What you need to do
Reproduce the records from the line with "system-home-icon[interactable] [340, 1532, 382, 1574]" to the line with "username-input[interactable] [134, 562, 494, 610]", without changing a character.

··· Data to use ···

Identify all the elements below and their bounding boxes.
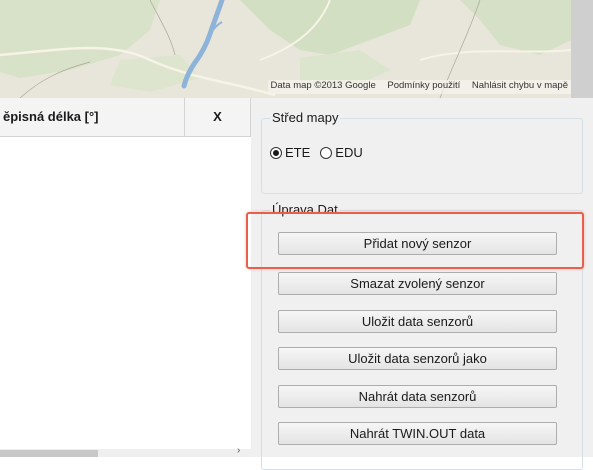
save-sensors-button[interactable]: Uložit data senzorů xyxy=(278,310,557,333)
map-center-options: ETE EDU xyxy=(270,145,373,160)
radio-ete-label: ETE xyxy=(285,145,311,160)
delete-sensor-button[interactable]: Smazat zvolený senzor xyxy=(278,272,557,295)
radio-edu[interactable]: EDU xyxy=(320,145,363,160)
terms-link[interactable]: Podmínky použití xyxy=(387,80,460,91)
grid-header: ěpisná délka [°] X xyxy=(0,98,251,137)
map-center-title: Střed mapy xyxy=(270,110,341,125)
horizontal-scrollbar[interactable]: › xyxy=(0,445,251,457)
load-sensors-button[interactable]: Nahrát data senzorů xyxy=(278,385,557,408)
radio-unchecked-icon[interactable] xyxy=(320,146,333,159)
scroll-right-icon[interactable]: › xyxy=(237,445,240,456)
add-sensor-button[interactable]: Přidat nový senzor xyxy=(278,232,557,255)
radio-checked-icon[interactable] xyxy=(270,146,282,159)
map-copyright: Data map ©2013 Google xyxy=(270,80,376,91)
map-view[interactable]: Data map ©2013 Google Podmínky použití N… xyxy=(0,0,593,98)
map-edge xyxy=(571,0,593,98)
report-error-link[interactable]: Nahlásit chybu v mapě xyxy=(472,80,568,91)
data-edit-title: Úprava Dat xyxy=(270,202,340,217)
control-panel: Střed mapy ETE EDU Úprava Dat Přidat nov… xyxy=(246,98,593,470)
save-sensors-as-button[interactable]: Uložit data senzorů jako xyxy=(278,347,557,370)
load-twin-out-button[interactable]: Nahrát TWIN.OUT data xyxy=(278,422,557,445)
scrollbar-thumb[interactable] xyxy=(0,450,98,457)
map-attribution-bar: Data map ©2013 Google Podmínky použití N… xyxy=(267,80,571,94)
map-center-group: Střed mapy ETE EDU xyxy=(261,110,583,194)
column-header-longitude[interactable]: ěpisná délka [°] xyxy=(0,98,185,136)
sensor-grid[interactable]: ěpisná délka [°] X › xyxy=(0,98,251,457)
radio-ete[interactable]: ETE xyxy=(270,145,310,160)
column-header-x[interactable]: X xyxy=(185,98,251,136)
radio-edu-label: EDU xyxy=(335,145,363,160)
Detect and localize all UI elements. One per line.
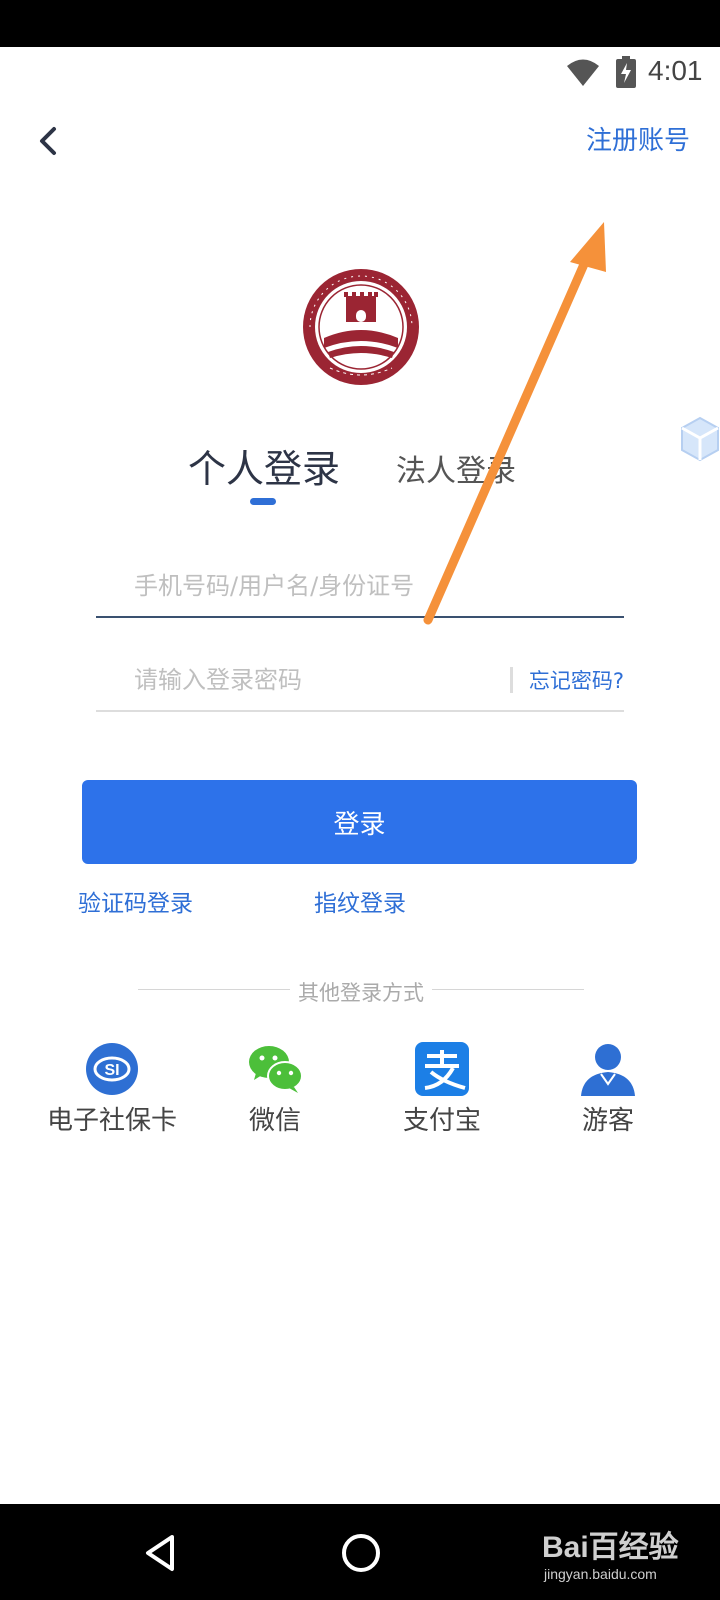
system-home-icon[interactable] [340, 1532, 382, 1574]
hebei-government-services-logo [303, 269, 419, 385]
forgot-password-group: 忘记密码? [509, 665, 624, 695]
forgot-separator [509, 667, 513, 693]
other-methods-title: 其他登录方式 [298, 981, 424, 1005]
alipay-icon [415, 1042, 469, 1096]
top-black-bar [0, 0, 720, 47]
nav-bar: 注册账号 [0, 110, 720, 170]
username-underline [96, 616, 624, 618]
wechat-icon [249, 1046, 303, 1093]
password-underline [96, 710, 624, 712]
forgot-password-link[interactable]: 忘记密码? [529, 665, 624, 695]
svg-text:SI: SI [104, 1062, 119, 1079]
back-icon[interactable] [34, 124, 62, 158]
username-field [96, 558, 624, 618]
other-methods-divider: 其他登录方式 [138, 975, 584, 1005]
password-input[interactable] [134, 656, 494, 704]
tab-active-indicator [250, 498, 276, 505]
sms-code-login-link[interactable]: 验证码登录 [78, 884, 193, 918]
wechat-login[interactable]: 微信 [195, 1040, 355, 1140]
divider-line-right [432, 989, 584, 990]
alipay-login[interactable]: 支付宝 [362, 1040, 522, 1140]
battery-charging-icon [616, 56, 636, 88]
social-security-card-login[interactable]: SI 电子社保卡 [32, 1040, 192, 1140]
system-back-icon[interactable] [140, 1532, 182, 1574]
floating-cube-icon[interactable] [680, 414, 720, 464]
guest-icon [581, 1044, 635, 1096]
social-security-card-icon: SI [86, 1043, 138, 1095]
status-time: 4:01 [648, 55, 703, 86]
username-input[interactable] [134, 562, 494, 610]
baidu-jingyan-watermark: Bai百经验 jingyan.baidu.com [542, 1522, 712, 1592]
guest-login[interactable]: 游客 [528, 1040, 688, 1140]
alipay-label: 支付宝 [402, 1106, 481, 1136]
fingerprint-login-link[interactable]: 指纹登录 [314, 884, 406, 918]
tab-personal-login[interactable]: 个人登录 [188, 438, 340, 493]
tab-legal-person-login[interactable]: 法人登录 [396, 446, 516, 490]
wechat-label: 微信 [248, 1106, 301, 1136]
watermark-url: jingyan.baidu.com [544, 1566, 657, 1582]
password-field: 忘记密码? [96, 652, 624, 712]
social-security-card-label: 电子社保卡 [46, 1106, 177, 1136]
login-type-tabs: 个人登录 法人登录 [0, 438, 720, 508]
system-navigation-bar: Bai百经验 jingyan.baidu.com [0, 1504, 720, 1600]
login-button[interactable]: 登录 [82, 780, 637, 864]
register-account-link[interactable]: 注册账号 [586, 120, 690, 157]
status-bar: 4:01 [0, 47, 720, 99]
guest-label: 游客 [581, 1106, 634, 1136]
other-login-methods: SI 电子社保卡 微信 支付宝 游客 [0, 1040, 720, 1140]
watermark-brand: Bai百经验 [542, 1531, 679, 1564]
wifi-icon [567, 59, 599, 86]
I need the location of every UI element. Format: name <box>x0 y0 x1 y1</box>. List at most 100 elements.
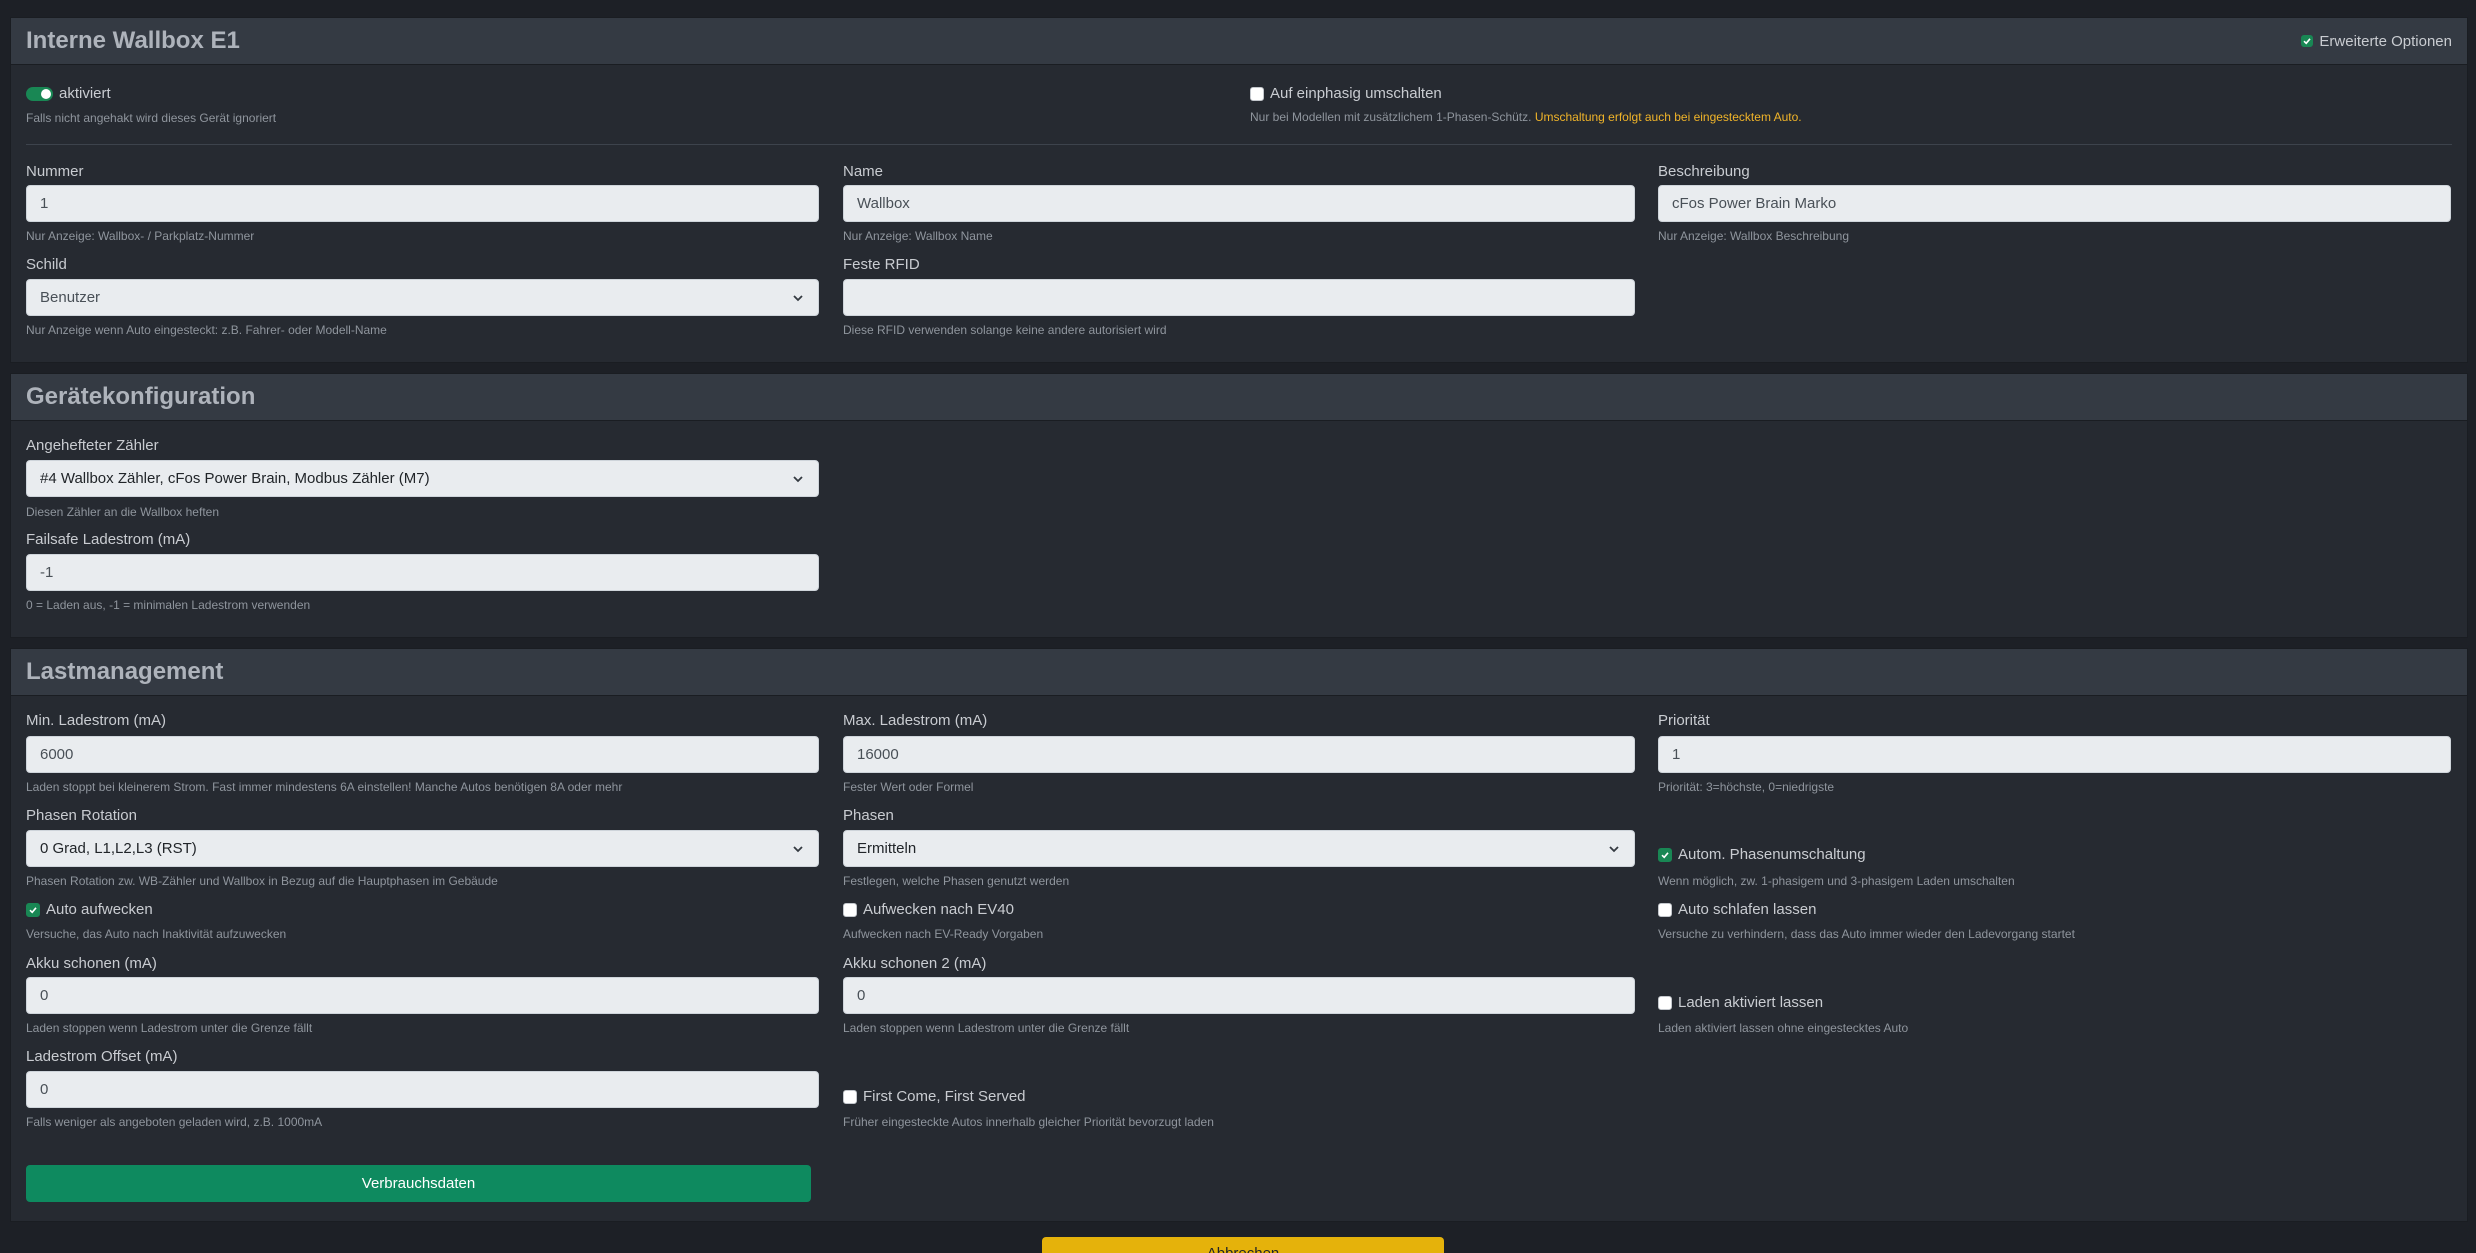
auto-phase-help: Wenn möglich, zw. 1-phasigem und 3-phasi… <box>1658 874 2015 888</box>
fcfs-help: Früher eingesteckte Autos innerhalb glei… <box>843 1115 1214 1129</box>
phases-select-value: Ermitteln <box>857 840 917 857</box>
battery-help: Laden stoppen wenn Ladestrom unter die G… <box>26 1021 313 1035</box>
min-current-input[interactable]: 6000 <box>26 736 819 773</box>
name-help: Nur Anzeige: Wallbox Name <box>843 229 993 243</box>
single-phase-help: Nur bei Modellen mit zusätzlichem 1-Phas… <box>1250 110 1802 124</box>
sleep-checkbox[interactable] <box>1658 902 1672 917</box>
consumption-data-button[interactable]: Verbrauchsdaten <box>26 1165 811 1202</box>
sign-select[interactable]: Benutzer <box>26 279 819 316</box>
name-input[interactable]: Wallbox <box>843 185 1635 222</box>
battery2-label: Akku schonen 2 (mA) <box>843 955 987 972</box>
auto-phase-checkbox[interactable] <box>1658 847 1672 862</box>
wake-ev40-checkbox[interactable] <box>843 902 857 917</box>
single-phase-row[interactable]: Auf einphasig umschalten <box>1250 85 1442 102</box>
offset-input[interactable]: 0 <box>26 1071 819 1108</box>
min-current-help: Laden stoppt bei kleinerem Strom. Fast i… <box>26 780 623 794</box>
battery-input[interactable]: 0 <box>26 977 819 1014</box>
number-label: Nummer <box>26 163 84 180</box>
meter-select[interactable]: #4 Wallbox Zähler, cFos Power Brain, Mod… <box>26 460 819 497</box>
enabled-label: aktiviert <box>59 85 111 102</box>
keep-checkbox[interactable] <box>1658 995 1672 1010</box>
load-card-title: Lastmanagement <box>26 658 224 685</box>
sign-select-value: Benutzer <box>40 289 101 306</box>
priority-help: Priorität: 3=höchste, 0=niedrigste <box>1658 780 1835 794</box>
wallbox-divider <box>26 144 2452 145</box>
priority-input[interactable]: 1 <box>1658 736 2451 773</box>
wake-row[interactable]: Auto aufwecken <box>26 901 153 918</box>
wallbox-card-header: Interne Wallbox E1 Erweiterte Optionen <box>11 18 2467 65</box>
rotation-select[interactable]: 0 Grad, L1,L2,L3 (RST) <box>26 830 819 867</box>
load-card-header: Lastmanagement <box>11 649 2467 696</box>
fcfs-checkbox[interactable] <box>843 1089 857 1104</box>
meter-select-value: #4 Wallbox Zähler, cFos Power Brain, Mod… <box>40 470 430 487</box>
failsafe-help: 0 = Laden aus, -1 = minimalen Ladestrom … <box>26 598 311 612</box>
enabled-help: Falls nicht angehakt wird dieses Gerät i… <box>26 111 277 125</box>
auto-phase-row[interactable]: Autom. Phasenumschaltung <box>1658 846 1866 863</box>
keep-row[interactable]: Laden aktiviert lassen <box>1658 994 1823 1011</box>
advanced-options-label: Erweiterte Optionen <box>2319 32 2452 50</box>
priority-label: Priorität <box>1658 712 1710 729</box>
wake-help: Versuche, das Auto nach Inaktivität aufz… <box>26 927 287 941</box>
number-help: Nur Anzeige: Wallbox- / Parkplatz-Nummer <box>26 229 255 243</box>
description-label: Beschreibung <box>1658 163 1750 180</box>
single-phase-warning: Umschaltung erfolgt auch bei eingesteckt… <box>1534 110 1802 124</box>
rotation-label: Phasen Rotation <box>26 807 137 824</box>
phases-label: Phasen <box>843 807 894 824</box>
rfid-label: Feste RFID <box>843 256 920 273</box>
min-current-label: Min. Ladestrom (mA) <box>26 712 167 729</box>
checkmark-icon <box>1661 851 1669 858</box>
battery2-input[interactable]: 0 <box>843 977 1635 1014</box>
meter-label: Angehefteter Zähler <box>26 437 159 454</box>
description-input[interactable]: cFos Power Brain Marko <box>1658 185 2451 222</box>
max-current-help: Fester Wert oder Formel <box>843 780 974 794</box>
battery2-help: Laden stoppen wenn Ladestrom unter die G… <box>843 1021 1130 1035</box>
fcfs-row[interactable]: First Come, First Served <box>843 1088 1026 1105</box>
max-current-input[interactable]: 16000 <box>843 736 1635 773</box>
number-input[interactable]: 1 <box>26 185 819 222</box>
fcfs-label: First Come, First Served <box>863 1088 1026 1105</box>
chevron-down-icon <box>791 842 805 856</box>
cancel-button[interactable]: Abbrechen <box>1042 1237 1444 1253</box>
description-help: Nur Anzeige: Wallbox Beschreibung <box>1658 229 1849 243</box>
chevron-down-icon <box>1607 842 1621 856</box>
advanced-options-toggle[interactable]: Erweiterte Optionen <box>2301 33 2452 50</box>
device-card-header: Gerätekonfiguration <box>11 374 2467 421</box>
max-current-label: Max. Ladestrom (mA) <box>843 712 988 729</box>
enabled-switch[interactable] <box>26 86 53 101</box>
checkmark-icon <box>2303 38 2312 45</box>
keep-help: Laden aktiviert lassen ohne eingesteckte… <box>1658 1021 1909 1035</box>
load-card: Lastmanagement <box>10 648 2468 1222</box>
single-phase-help-text: Nur bei Modellen mit zusätzlichem 1-Phas… <box>1250 110 1532 124</box>
wake-ev40-help: Aufwecken nach EV-Ready Vorgaben <box>843 927 1044 941</box>
meter-help: Diesen Zähler an die Wallbox heften <box>26 505 219 519</box>
offset-help: Falls weniger als angeboten geladen wird… <box>26 1115 323 1129</box>
rfid-input[interactable] <box>843 279 1635 316</box>
rotation-help: Phasen Rotation zw. WB-Zähler und Wallbo… <box>26 874 498 888</box>
keep-label: Laden aktiviert lassen <box>1678 994 1824 1011</box>
wake-label: Auto aufwecken <box>46 901 153 918</box>
phases-help: Festlegen, welche Phasen genutzt werden <box>843 874 1070 888</box>
device-card: Gerätekonfiguration <box>10 373 2468 638</box>
failsafe-input[interactable]: -1 <box>26 554 819 591</box>
wallbox-card-title: Interne Wallbox E1 <box>26 27 240 54</box>
offset-label: Ladestrom Offset (mA) <box>26 1048 178 1065</box>
phases-select[interactable]: Ermitteln <box>843 830 1635 867</box>
name-label: Name <box>843 163 884 180</box>
single-phase-checkbox[interactable] <box>1250 86 1264 101</box>
chevron-down-icon <box>791 291 805 305</box>
sign-label: Schild <box>26 256 67 273</box>
rfid-help: Diese RFID verwenden solange keine ander… <box>843 323 1167 337</box>
single-phase-label: Auf einphasig umschalten <box>1270 85 1442 102</box>
sign-help: Nur Anzeige wenn Auto eingesteckt: z.B. … <box>26 323 387 337</box>
wake-ev40-row[interactable]: Aufwecken nach EV40 <box>843 901 1014 918</box>
failsafe-label: Failsafe Ladestrom (mA) <box>26 531 191 548</box>
wake-ev40-label: Aufwecken nach EV40 <box>863 901 1014 918</box>
sleep-help: Versuche zu verhindern, dass das Auto im… <box>1658 927 2075 941</box>
enabled-switch-row[interactable]: aktiviert <box>26 85 111 102</box>
rotation-select-value: 0 Grad, L1,L2,L3 (RST) <box>40 840 197 857</box>
advanced-options-checkbox[interactable] <box>2301 35 2314 47</box>
chevron-down-icon <box>791 472 805 486</box>
wake-checkbox[interactable] <box>26 902 40 917</box>
sleep-row[interactable]: Auto schlafen lassen <box>1658 901 1816 918</box>
device-card-title: Gerätekonfiguration <box>26 383 256 410</box>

···

Result for this exercise
system-home-icon[interactable] [340, 1532, 382, 1574]
hebei-government-services-logo [303, 269, 419, 385]
forgot-password-group: 忘记密码? [509, 665, 624, 695]
forgot-separator [509, 667, 513, 693]
other-methods-title: 其他登录方式 [298, 981, 424, 1005]
alipay-icon [415, 1042, 469, 1096]
top-black-bar [0, 0, 720, 47]
nav-bar: 注册账号 [0, 110, 720, 170]
username-underline [96, 616, 624, 618]
wechat-icon [249, 1046, 303, 1093]
password-underline [96, 710, 624, 712]
forgot-password-link[interactable]: 忘记密码? [529, 665, 624, 695]
svg-text:SI: SI [104, 1062, 119, 1079]
back-icon[interactable] [34, 124, 62, 158]
username-field [96, 558, 624, 618]
other-methods-divider: 其他登录方式 [138, 975, 584, 1005]
password-input[interactable] [134, 656, 494, 704]
tab-active-indicator [250, 498, 276, 505]
sms-code-login-link[interactable]: 验证码登录 [78, 884, 193, 918]
wechat-login[interactable]: 微信 [195, 1040, 355, 1140]
divider-line-right [432, 989, 584, 990]
alipay-login[interactable]: 支付宝 [362, 1040, 522, 1140]
battery-charging-icon [616, 56, 636, 88]
social-security-card-login[interactable]: SI 电子社保卡 [32, 1040, 192, 1140]
system-back-icon[interactable] [140, 1532, 182, 1574]
floating-cube-icon[interactable] [680, 414, 720, 464]
guest-icon [581, 1044, 635, 1096]
social-security-card-icon: SI [86, 1043, 138, 1095]
status-time: 4:01 [648, 55, 703, 86]
username-input[interactable] [134, 562, 494, 610]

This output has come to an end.